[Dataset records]

****************************************

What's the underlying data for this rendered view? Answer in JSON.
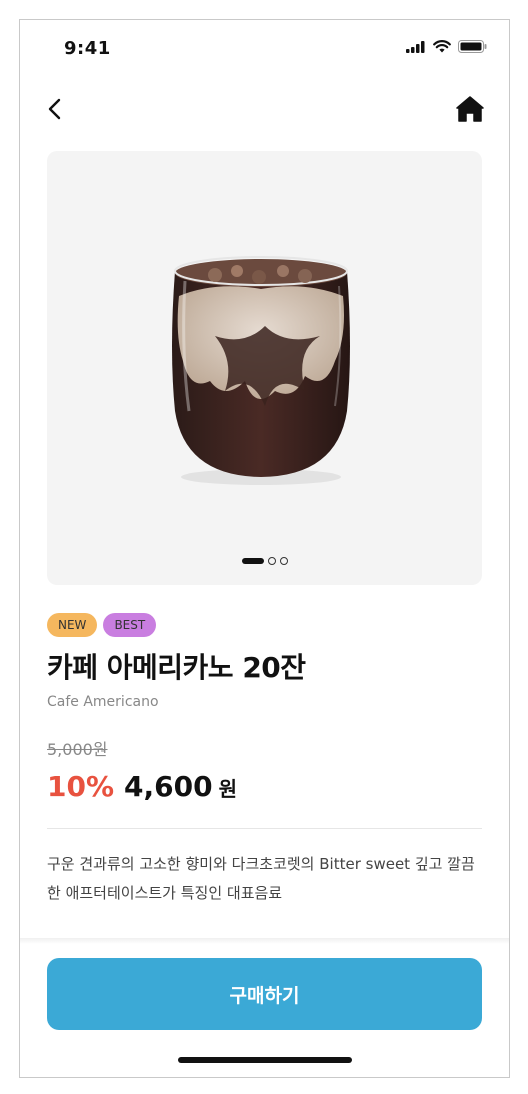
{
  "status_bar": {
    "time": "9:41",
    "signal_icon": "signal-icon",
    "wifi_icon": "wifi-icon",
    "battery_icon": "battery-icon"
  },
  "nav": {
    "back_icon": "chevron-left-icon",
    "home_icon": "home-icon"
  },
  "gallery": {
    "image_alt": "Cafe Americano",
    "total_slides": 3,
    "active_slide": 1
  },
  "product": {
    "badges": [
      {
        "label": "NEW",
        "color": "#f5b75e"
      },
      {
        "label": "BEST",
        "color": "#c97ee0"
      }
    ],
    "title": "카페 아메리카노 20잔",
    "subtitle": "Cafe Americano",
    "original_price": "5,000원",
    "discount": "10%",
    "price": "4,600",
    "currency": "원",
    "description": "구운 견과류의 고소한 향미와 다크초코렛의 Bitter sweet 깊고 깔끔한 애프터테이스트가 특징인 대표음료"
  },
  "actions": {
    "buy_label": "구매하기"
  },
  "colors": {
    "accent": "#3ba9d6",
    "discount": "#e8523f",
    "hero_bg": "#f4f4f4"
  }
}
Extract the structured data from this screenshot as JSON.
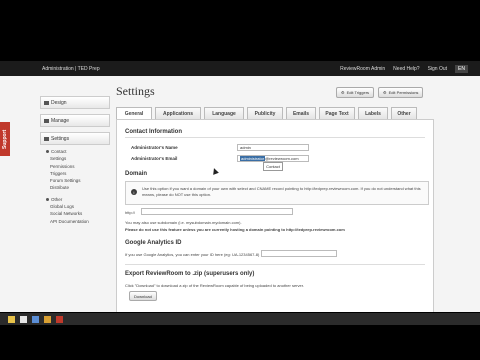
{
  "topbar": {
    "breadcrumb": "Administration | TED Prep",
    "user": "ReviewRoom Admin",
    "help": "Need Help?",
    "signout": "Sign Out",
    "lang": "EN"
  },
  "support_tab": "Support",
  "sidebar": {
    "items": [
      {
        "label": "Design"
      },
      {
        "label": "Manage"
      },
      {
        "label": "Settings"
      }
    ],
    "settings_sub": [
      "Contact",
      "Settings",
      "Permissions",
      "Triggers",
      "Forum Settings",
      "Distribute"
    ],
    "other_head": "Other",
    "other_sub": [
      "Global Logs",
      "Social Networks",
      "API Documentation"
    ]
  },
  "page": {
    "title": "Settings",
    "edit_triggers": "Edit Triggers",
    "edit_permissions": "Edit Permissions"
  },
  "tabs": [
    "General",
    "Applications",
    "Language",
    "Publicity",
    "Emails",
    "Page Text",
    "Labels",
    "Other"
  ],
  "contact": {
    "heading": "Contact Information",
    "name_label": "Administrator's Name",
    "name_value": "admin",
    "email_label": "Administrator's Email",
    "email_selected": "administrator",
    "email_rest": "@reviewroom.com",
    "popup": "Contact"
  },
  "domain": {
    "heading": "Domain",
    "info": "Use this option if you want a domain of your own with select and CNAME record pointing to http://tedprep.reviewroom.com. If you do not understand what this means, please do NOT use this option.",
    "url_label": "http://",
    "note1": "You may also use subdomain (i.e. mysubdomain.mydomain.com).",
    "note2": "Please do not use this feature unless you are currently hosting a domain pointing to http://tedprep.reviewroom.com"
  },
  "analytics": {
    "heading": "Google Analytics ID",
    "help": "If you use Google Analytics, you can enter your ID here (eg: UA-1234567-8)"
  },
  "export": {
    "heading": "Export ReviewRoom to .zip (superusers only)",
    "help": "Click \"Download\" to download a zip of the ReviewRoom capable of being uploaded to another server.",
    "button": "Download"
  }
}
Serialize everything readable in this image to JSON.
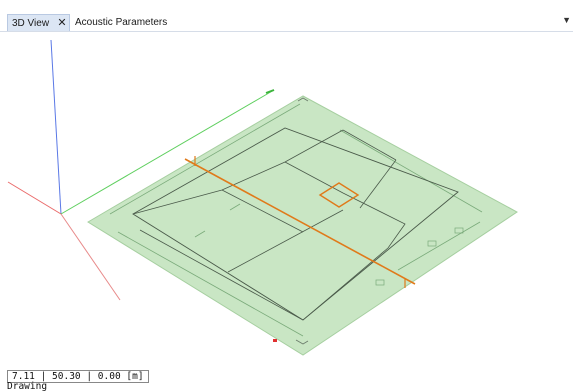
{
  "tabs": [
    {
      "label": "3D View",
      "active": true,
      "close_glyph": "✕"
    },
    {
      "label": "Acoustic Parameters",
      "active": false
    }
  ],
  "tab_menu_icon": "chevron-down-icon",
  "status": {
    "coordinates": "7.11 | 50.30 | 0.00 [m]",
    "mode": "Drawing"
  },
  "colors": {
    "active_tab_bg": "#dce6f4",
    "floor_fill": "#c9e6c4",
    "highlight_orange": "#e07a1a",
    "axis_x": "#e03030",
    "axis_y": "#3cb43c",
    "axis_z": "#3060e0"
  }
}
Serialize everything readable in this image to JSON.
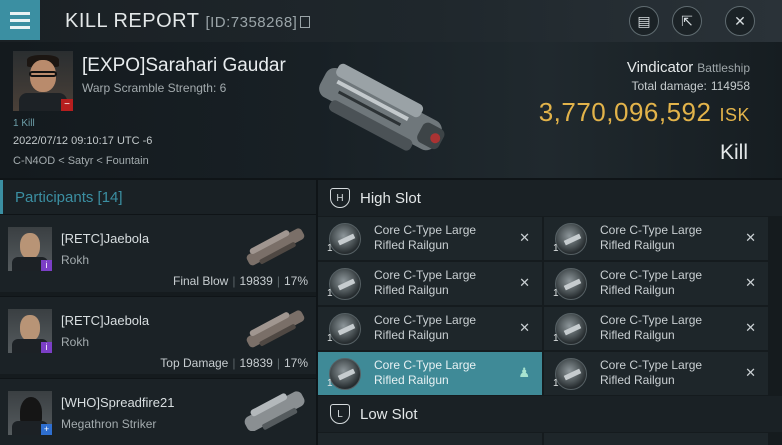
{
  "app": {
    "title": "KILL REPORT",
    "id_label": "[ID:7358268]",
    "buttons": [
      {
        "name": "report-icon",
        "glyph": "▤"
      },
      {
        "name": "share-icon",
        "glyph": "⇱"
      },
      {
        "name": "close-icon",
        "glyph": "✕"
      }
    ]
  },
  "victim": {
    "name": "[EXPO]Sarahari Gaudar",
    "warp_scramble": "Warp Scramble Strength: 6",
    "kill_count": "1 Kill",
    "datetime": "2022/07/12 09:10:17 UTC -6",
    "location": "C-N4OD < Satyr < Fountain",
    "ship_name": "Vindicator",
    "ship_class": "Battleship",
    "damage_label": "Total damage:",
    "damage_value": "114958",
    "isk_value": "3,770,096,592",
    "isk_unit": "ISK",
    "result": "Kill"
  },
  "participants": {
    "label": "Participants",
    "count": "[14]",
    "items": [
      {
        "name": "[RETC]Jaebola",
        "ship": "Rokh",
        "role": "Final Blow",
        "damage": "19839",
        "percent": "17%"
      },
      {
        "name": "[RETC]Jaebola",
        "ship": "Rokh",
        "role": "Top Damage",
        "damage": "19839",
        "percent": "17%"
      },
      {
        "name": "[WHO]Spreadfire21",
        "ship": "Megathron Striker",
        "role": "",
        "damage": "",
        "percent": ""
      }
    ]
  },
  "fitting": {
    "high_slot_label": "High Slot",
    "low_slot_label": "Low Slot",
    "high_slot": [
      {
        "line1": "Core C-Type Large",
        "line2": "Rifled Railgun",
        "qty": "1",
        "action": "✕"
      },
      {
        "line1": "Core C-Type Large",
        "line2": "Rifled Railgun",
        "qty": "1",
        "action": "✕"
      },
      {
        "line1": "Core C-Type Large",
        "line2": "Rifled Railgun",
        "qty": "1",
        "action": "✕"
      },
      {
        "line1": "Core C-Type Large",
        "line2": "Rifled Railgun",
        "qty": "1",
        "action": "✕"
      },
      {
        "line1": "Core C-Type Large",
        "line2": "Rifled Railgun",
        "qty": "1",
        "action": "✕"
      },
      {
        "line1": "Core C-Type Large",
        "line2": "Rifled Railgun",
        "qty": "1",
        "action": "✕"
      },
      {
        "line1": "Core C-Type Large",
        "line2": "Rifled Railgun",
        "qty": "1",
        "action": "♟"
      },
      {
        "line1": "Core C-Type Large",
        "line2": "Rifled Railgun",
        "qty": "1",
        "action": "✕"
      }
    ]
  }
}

****************************************

▶ Task directions
Retype all of the entries exactly as written, leaving out any images.

▶ Solution
What's the underlying data for this rendered view? Answer in JSON.
{
  "status_bar": {
    "time": "9:41",
    "signal_icon": "signal-icon",
    "wifi_icon": "wifi-icon",
    "battery_icon": "battery-icon"
  },
  "nav": {
    "back_icon": "chevron-left-icon",
    "home_icon": "home-icon"
  },
  "gallery": {
    "image_alt": "Cafe Americano",
    "total_slides": 3,
    "active_slide": 1
  },
  "product": {
    "badges": [
      {
        "label": "NEW",
        "color": "#f5b75e"
      },
      {
        "label": "BEST",
        "color": "#c97ee0"
      }
    ],
    "title": "카페 아메리카노 20잔",
    "subtitle": "Cafe Americano",
    "original_price": "5,000원",
    "discount": "10%",
    "price": "4,600",
    "currency": "원",
    "description": "구운 견과류의 고소한 향미와 다크초코렛의 Bitter sweet 깊고 깔끔한 애프터테이스트가 특징인 대표음료"
  },
  "actions": {
    "buy_label": "구매하기"
  },
  "colors": {
    "accent": "#3ba9d6",
    "discount": "#e8523f",
    "hero_bg": "#f4f4f4"
  }
}
Extract the structured data from this screenshot as JSON.
{
  "topbar": {
    "breadcrumb": "Administration | TED Prep",
    "user": "ReviewRoom Admin",
    "help": "Need Help?",
    "signout": "Sign Out",
    "lang": "EN"
  },
  "support_tab": "Support",
  "sidebar": {
    "items": [
      {
        "label": "Design"
      },
      {
        "label": "Manage"
      },
      {
        "label": "Settings"
      }
    ],
    "settings_sub": [
      "Contact",
      "Settings",
      "Permissions",
      "Triggers",
      "Forum Settings",
      "Distribute"
    ],
    "other_head": "Other",
    "other_sub": [
      "Global Logs",
      "Social Networks",
      "API Documentation"
    ]
  },
  "page": {
    "title": "Settings",
    "edit_triggers": "Edit Triggers",
    "edit_permissions": "Edit Permissions"
  },
  "tabs": [
    "General",
    "Applications",
    "Language",
    "Publicity",
    "Emails",
    "Page Text",
    "Labels",
    "Other"
  ],
  "contact": {
    "heading": "Contact Information",
    "name_label": "Administrator's Name",
    "name_value": "admin",
    "email_label": "Administrator's Email",
    "email_selected": "administrator",
    "email_rest": "@reviewroom.com",
    "popup": "Contact"
  },
  "domain": {
    "heading": "Domain",
    "info": "Use this option if you want a domain of your own with select and CNAME record pointing to http://tedprep.reviewroom.com. If you do not understand what this means, please do NOT use this option.",
    "url_label": "http://",
    "note1": "You may also use subdomain (i.e. mysubdomain.mydomain.com).",
    "note2": "Please do not use this feature unless you are currently hosting a domain pointing to http://tedprep.reviewroom.com"
  },
  "analytics": {
    "heading": "Google Analytics ID",
    "help": "If you use Google Analytics, you can enter your ID here (eg: UA-1234567-8)"
  },
  "export": {
    "heading": "Export ReviewRoom to .zip (superusers only)",
    "help": "Click \"Download\" to download a zip of the ReviewRoom capable of being uploaded to another server.",
    "button": "Download"
  }
}
Serialize everything readable in this image to JSON.
{
  "tabs": [
    {
      "label": "3D View",
      "active": true,
      "close_glyph": "✕"
    },
    {
      "label": "Acoustic Parameters",
      "active": false
    }
  ],
  "tab_menu_icon": "chevron-down-icon",
  "status": {
    "coordinates": "7.11 | 50.30 | 0.00 [m]",
    "mode": "Drawing"
  },
  "colors": {
    "active_tab_bg": "#dce6f4",
    "floor_fill": "#c9e6c4",
    "highlight_orange": "#e07a1a",
    "axis_x": "#e03030",
    "axis_y": "#3cb43c",
    "axis_z": "#3060e0"
  }
}
Serialize everything readable in this image to JSON.
{
  "app": {
    "title": "KILL REPORT",
    "id_label": "[ID:7358268]",
    "buttons": [
      {
        "name": "report-icon",
        "glyph": "▤"
      },
      {
        "name": "share-icon",
        "glyph": "⇱"
      },
      {
        "name": "close-icon",
        "glyph": "✕"
      }
    ]
  },
  "victim": {
    "name": "[EXPO]Sarahari Gaudar",
    "warp_scramble": "Warp Scramble Strength: 6",
    "kill_count": "1 Kill",
    "datetime": "2022/07/12 09:10:17 UTC -6",
    "location": "C-N4OD < Satyr < Fountain",
    "ship_name": "Vindicator",
    "ship_class": "Battleship",
    "damage_label": "Total damage:",
    "damage_value": "114958",
    "isk_value": "3,770,096,592",
    "isk_unit": "ISK",
    "result": "Kill"
  },
  "participants": {
    "label": "Participants",
    "count": "[14]",
    "items": [
      {
        "name": "[RETC]Jaebola",
        "ship": "Rokh",
        "role": "Final Blow",
        "damage": "19839",
        "percent": "17%"
      },
      {
        "name": "[RETC]Jaebola",
        "ship": "Rokh",
        "role": "Top Damage",
        "damage": "19839",
        "percent": "17%"
      },
      {
        "name": "[WHO]Spreadfire21",
        "ship": "Megathron Striker",
        "role": "",
        "damage": "",
        "percent": ""
      }
    ]
  },
  "fitting": {
    "high_slot_label": "High Slot",
    "low_slot_label": "Low Slot",
    "high_slot": [
      {
        "line1": "Core C-Type Large",
        "line2": "Rifled Railgun",
        "qty": "1",
        "action": "✕"
      },
      {
        "line1": "Core C-Type Large",
        "line2": "Rifled Railgun",
        "qty": "1",
        "action": "✕"
      },
      {
        "line1": "Core C-Type Large",
        "line2": "Rifled Railgun",
        "qty": "1",
        "action": "✕"
      },
      {
        "line1": "Core C-Type Large",
        "line2": "Rifled Railgun",
        "qty": "1",
        "action": "✕"
      },
      {
        "line1": "Core C-Type Large",
        "line2": "Rifled Railgun",
        "qty": "1",
        "action": "✕"
      },
      {
        "line1": "Core C-Type Large",
        "line2": "Rifled Railgun",
        "qty": "1",
        "action": "✕"
      },
      {
        "line1": "Core C-Type Large",
        "line2": "Rifled Railgun",
        "qty": "1",
        "action": "♟"
      },
      {
        "line1": "Core C-Type Large",
        "line2": "Rifled Railgun",
        "qty": "1",
        "action": "✕"
      }
    ]
  }
}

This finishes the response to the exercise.